• Tarea breve 1:
Indica si cada afirmación coincide con el texto sobre las pitas. Responde sí o no y cita las palabras exactas del texto que lo deciden. (a) Quien escribe asegura haber conversado con la pita. (b) Quien escribe reconoce no haber entendido del todo el secreto de las configuraciones de las pitas. (c) Quien escribe da noticia de una pita por encargo de otra persona.

• Texto del documento:
___

Y...UN CORTO ETCÉTERA /// Conversaciones

Resultaría exagerado asegurar que he conversado con ella, pero casi,      o como mínimo me ha suscitado muchos interrogantes que he planteado   a quien sabe de plantas. O sea, he hablado mucho sobre pitas, y aún así reconozco que no he logrado entender completamente el secreto de sus múltiples configuraciones. Si una rosa es solo una rosa, por mucho que las hayan cantado poetas y poetastros, una humilde pita casi ni siquiera es una pita. Qué importa...Yo me conformo con dar, sin otra razón que mi simple apetencia, pequeña noticia de una. Y quedo al tanto de posibles conversaciones.

___

[Registros de cajas de elementos de imagen]
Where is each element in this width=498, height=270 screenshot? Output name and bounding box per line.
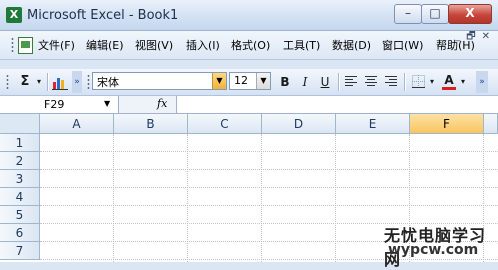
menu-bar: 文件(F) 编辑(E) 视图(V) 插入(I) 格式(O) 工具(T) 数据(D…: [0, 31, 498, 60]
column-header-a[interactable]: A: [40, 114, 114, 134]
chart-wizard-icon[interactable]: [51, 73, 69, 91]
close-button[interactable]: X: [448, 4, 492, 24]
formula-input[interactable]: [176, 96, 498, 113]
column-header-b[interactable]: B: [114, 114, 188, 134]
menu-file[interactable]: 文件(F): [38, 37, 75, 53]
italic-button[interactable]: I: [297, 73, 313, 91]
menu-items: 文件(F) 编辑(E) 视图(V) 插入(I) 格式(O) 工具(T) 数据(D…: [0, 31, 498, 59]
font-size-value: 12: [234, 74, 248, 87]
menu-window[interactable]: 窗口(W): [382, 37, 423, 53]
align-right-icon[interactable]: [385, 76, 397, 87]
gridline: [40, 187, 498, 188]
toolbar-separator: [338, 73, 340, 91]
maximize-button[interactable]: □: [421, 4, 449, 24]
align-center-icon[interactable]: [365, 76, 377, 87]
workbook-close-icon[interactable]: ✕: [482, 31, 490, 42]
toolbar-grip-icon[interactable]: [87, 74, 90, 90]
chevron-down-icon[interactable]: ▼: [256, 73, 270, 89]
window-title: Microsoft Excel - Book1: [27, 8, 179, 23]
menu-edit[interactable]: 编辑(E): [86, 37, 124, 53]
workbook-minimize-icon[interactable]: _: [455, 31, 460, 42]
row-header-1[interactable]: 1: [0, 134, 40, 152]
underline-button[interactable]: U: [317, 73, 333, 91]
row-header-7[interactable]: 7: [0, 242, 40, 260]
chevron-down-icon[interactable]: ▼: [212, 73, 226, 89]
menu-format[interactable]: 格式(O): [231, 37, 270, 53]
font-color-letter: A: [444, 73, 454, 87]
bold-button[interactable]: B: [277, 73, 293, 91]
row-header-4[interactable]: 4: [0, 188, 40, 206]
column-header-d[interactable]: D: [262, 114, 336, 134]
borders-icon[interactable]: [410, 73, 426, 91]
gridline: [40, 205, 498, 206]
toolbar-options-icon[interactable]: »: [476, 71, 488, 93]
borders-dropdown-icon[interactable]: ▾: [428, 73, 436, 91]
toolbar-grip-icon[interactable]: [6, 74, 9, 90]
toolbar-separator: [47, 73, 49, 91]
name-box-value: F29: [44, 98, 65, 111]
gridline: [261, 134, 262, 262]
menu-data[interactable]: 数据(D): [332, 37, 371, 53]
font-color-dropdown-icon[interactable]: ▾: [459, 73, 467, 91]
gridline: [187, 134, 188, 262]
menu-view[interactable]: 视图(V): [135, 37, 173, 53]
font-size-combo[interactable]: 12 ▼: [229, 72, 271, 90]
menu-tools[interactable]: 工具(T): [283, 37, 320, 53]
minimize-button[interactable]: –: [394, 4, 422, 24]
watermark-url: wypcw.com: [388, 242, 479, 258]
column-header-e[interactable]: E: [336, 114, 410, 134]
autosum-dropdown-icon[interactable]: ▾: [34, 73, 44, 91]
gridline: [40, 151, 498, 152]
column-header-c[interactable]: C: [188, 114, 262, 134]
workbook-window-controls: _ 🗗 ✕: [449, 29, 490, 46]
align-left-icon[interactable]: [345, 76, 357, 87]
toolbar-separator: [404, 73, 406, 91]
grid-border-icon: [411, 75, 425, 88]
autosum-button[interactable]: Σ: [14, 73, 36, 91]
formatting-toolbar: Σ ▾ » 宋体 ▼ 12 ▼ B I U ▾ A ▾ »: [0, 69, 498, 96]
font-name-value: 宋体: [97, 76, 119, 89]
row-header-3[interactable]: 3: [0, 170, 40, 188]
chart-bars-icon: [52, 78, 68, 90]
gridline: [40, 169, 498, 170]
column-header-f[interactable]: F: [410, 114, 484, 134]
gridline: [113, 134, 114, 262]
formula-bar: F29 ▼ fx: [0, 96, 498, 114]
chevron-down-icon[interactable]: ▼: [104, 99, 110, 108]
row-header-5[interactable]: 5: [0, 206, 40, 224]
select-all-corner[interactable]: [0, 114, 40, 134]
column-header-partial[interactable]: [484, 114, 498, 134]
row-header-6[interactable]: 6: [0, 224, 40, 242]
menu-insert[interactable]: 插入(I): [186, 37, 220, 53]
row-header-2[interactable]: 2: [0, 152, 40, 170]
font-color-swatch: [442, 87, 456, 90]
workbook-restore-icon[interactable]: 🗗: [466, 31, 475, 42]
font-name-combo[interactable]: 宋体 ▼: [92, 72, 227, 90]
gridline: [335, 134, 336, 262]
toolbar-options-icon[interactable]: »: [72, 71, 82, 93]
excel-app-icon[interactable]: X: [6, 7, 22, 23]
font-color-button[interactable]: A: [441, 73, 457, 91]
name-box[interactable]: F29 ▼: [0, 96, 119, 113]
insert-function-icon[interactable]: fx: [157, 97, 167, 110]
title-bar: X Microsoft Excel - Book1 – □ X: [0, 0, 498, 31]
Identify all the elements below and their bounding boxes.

___

• Tarea breve 2:
Extrae de los registros, sin ningún cambio, las líneas que van desde la que contiene "menu-bar: 文件(F) 编辑(E)" hasta la que contiene "formula-input[interactable]: [176, 96, 498, 113]", ambas incluidas.

• Respuesta esperada 1:
(a) No: "Resultaría exagerado asegurar que he conversado con ella".
(b) Sí: "aún así reconozco que no he logrado entender completamente el secreto de sus múltiples configuraciones".
(c) No: "sin otra razón que mi simple apetencia".

• Respuesta esperada 2:
menu-bar: 文件(F) 编辑(E) 视图(V) 插入(I) 格式(O) 工具(T) 数据(D…: [0, 31, 498, 60]
column-header-a[interactable]: A: [40, 114, 114, 134]
chart-wizard-icon[interactable]: [51, 73, 69, 91]
close-button[interactable]: X: [448, 4, 492, 24]
formula-input[interactable]: [176, 96, 498, 113]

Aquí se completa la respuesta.